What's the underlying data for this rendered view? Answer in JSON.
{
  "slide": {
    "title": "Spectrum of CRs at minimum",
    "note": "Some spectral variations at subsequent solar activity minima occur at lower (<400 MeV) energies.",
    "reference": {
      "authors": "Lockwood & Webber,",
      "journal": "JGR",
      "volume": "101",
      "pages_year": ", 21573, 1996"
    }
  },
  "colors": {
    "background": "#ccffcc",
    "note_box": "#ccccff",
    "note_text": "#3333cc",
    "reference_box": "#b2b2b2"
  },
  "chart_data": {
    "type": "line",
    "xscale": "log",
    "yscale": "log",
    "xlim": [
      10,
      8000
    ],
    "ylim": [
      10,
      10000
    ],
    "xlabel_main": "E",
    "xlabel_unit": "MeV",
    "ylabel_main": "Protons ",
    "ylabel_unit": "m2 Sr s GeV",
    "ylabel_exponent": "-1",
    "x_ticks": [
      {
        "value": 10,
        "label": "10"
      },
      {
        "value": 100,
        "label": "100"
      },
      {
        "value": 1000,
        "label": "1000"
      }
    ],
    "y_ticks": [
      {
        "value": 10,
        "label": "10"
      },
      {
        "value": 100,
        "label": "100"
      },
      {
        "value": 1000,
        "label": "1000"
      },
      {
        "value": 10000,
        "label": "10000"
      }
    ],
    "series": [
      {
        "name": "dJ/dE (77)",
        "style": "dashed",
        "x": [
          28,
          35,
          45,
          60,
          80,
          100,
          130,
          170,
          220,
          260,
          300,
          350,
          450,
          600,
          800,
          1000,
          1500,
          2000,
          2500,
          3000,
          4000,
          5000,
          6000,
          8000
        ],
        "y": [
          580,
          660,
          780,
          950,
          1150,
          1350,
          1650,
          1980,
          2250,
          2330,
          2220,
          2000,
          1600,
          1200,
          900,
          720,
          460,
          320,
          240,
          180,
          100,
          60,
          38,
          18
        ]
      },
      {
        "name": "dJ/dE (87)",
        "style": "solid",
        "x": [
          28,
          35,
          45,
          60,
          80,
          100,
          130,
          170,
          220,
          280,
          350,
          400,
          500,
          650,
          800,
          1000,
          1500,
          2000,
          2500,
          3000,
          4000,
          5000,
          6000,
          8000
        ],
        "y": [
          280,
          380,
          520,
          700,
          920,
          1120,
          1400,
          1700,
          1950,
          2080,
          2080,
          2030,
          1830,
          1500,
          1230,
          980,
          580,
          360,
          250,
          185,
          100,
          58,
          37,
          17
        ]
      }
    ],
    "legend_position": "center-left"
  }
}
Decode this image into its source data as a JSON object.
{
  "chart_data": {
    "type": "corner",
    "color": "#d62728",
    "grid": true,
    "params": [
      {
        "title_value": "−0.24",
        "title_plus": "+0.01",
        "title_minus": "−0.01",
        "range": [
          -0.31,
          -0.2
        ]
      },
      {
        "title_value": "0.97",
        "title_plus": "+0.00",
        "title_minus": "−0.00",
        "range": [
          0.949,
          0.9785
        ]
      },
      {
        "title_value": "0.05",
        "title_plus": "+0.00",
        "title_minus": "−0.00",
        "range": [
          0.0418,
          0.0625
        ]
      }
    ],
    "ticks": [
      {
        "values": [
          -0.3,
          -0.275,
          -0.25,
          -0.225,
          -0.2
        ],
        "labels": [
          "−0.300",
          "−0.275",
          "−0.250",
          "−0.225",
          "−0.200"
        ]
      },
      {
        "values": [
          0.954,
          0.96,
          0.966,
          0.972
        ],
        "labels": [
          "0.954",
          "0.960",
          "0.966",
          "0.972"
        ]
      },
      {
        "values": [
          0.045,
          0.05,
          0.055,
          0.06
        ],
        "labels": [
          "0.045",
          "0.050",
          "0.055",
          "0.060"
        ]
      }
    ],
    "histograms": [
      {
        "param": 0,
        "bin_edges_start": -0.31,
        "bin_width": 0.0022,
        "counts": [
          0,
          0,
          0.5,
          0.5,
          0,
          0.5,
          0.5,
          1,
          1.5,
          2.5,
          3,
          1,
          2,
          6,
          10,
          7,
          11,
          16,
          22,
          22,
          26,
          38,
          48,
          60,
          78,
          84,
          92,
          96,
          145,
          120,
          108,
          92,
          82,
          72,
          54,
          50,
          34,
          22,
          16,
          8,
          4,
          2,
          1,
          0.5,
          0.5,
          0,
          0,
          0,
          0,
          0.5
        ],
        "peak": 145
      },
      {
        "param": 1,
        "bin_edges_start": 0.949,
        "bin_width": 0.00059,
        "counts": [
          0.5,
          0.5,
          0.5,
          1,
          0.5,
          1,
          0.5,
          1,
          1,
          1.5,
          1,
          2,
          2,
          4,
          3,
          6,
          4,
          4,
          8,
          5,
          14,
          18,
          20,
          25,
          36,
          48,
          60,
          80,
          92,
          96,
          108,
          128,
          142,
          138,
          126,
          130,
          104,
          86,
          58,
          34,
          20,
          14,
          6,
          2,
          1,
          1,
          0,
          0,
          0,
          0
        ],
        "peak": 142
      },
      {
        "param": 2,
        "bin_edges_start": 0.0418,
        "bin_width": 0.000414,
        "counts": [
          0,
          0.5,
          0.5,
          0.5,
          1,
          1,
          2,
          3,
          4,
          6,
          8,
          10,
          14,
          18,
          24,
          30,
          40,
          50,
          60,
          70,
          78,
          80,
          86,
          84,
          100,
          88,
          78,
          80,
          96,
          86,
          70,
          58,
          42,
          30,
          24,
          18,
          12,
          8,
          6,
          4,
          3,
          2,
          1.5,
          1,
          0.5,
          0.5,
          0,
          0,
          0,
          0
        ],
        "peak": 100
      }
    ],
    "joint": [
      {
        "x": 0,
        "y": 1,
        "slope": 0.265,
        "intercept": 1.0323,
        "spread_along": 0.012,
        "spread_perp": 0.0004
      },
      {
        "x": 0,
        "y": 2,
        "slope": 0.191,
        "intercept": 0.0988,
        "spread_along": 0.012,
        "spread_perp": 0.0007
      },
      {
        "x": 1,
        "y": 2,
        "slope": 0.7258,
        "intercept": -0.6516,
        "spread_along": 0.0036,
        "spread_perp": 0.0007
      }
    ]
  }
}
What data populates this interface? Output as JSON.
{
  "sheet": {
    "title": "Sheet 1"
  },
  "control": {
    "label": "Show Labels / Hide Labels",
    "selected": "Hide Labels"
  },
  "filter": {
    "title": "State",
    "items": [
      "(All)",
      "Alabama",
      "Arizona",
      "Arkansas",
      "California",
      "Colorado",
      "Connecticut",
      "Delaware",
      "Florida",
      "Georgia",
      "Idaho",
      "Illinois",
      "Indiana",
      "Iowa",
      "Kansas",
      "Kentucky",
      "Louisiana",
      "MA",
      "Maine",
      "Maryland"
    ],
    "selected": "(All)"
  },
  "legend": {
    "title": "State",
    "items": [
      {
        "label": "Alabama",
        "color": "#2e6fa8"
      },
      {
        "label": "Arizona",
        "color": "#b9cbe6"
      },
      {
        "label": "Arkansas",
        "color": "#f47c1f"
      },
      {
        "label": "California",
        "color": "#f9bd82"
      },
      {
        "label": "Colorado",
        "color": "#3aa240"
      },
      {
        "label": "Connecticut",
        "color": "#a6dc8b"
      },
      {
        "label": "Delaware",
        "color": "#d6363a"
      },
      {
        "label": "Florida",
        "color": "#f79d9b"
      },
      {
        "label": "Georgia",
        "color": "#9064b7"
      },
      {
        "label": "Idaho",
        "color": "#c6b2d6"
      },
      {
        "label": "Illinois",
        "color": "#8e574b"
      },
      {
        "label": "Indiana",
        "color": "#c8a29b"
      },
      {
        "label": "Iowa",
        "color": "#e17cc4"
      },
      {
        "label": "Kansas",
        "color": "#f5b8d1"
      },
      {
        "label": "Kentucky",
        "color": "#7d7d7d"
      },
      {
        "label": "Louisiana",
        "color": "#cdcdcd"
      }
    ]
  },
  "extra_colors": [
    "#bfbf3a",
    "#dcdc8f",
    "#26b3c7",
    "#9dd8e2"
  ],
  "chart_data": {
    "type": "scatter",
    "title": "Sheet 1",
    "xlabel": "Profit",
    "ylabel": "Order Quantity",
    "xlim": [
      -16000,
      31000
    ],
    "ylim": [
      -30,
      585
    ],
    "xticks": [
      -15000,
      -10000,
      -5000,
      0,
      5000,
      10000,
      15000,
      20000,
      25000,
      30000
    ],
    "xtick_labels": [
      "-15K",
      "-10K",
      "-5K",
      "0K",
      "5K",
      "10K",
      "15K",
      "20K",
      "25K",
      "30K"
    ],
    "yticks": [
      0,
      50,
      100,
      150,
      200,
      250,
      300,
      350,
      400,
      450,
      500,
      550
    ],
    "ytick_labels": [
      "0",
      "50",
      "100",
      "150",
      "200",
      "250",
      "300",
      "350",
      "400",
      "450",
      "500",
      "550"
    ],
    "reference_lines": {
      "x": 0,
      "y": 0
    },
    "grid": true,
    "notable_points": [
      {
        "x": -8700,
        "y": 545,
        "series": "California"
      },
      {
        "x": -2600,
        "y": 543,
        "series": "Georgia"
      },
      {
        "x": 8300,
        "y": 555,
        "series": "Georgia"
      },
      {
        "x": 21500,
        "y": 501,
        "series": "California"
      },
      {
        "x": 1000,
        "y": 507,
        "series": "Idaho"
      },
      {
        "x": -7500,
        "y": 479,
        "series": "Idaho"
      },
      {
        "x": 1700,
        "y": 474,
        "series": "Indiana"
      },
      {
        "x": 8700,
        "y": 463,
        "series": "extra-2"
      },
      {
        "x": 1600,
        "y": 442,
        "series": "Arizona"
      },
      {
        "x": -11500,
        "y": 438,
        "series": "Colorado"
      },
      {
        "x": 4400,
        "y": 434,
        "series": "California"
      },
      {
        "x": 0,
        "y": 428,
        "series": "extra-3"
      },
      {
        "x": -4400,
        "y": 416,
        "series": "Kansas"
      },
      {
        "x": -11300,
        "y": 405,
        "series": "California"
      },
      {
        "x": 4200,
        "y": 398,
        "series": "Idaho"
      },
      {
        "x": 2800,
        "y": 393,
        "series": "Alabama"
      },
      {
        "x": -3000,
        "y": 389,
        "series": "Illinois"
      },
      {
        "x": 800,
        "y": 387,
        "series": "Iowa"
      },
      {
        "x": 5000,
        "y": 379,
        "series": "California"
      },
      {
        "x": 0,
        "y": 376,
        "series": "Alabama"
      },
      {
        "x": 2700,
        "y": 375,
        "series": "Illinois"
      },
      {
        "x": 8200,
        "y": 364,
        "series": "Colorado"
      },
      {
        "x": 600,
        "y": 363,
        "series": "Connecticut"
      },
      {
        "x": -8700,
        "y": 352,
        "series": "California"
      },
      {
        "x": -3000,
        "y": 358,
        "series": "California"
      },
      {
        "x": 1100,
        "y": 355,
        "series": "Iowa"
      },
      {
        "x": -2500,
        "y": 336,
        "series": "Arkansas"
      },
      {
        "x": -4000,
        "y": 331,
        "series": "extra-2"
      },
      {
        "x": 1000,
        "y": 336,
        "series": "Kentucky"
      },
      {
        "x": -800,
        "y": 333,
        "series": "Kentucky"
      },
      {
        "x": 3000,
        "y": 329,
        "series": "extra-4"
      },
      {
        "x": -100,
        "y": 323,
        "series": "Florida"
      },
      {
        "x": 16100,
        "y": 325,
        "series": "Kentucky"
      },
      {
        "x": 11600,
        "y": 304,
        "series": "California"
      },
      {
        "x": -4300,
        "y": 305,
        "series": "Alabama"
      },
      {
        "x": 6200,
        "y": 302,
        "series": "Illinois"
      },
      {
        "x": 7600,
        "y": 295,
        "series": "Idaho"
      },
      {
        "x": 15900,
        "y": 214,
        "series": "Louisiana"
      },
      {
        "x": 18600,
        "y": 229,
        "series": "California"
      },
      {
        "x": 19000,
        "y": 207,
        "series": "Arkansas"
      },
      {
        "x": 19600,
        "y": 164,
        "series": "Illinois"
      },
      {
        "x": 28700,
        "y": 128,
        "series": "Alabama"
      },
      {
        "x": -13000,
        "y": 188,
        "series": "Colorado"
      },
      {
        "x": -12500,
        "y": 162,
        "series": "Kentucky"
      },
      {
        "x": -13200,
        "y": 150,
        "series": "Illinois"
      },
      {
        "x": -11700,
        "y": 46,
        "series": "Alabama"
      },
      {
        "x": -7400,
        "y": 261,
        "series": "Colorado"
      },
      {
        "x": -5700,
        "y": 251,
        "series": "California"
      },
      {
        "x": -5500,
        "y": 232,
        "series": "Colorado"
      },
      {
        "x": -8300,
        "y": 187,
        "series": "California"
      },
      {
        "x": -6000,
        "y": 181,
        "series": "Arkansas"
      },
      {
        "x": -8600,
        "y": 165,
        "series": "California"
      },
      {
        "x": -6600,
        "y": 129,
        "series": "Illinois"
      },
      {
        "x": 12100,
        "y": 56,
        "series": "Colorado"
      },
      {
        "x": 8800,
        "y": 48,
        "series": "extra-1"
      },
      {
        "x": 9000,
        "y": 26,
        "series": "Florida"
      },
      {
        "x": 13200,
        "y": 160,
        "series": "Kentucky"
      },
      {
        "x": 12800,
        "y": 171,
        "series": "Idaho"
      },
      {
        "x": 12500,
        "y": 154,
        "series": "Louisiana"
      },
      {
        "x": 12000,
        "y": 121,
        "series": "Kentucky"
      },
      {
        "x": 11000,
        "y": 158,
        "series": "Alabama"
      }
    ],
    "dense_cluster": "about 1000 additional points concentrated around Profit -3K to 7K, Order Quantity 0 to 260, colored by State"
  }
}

_ _ _ _ _

*REQUEST:*
Collect every line from the records above that contains the word "Louisiana".

*RESULT FOR THIS TASK:*
      "Louisiana",
        "label": "Louisiana",
        "series": "Louisiana"
        "series": "Louisiana"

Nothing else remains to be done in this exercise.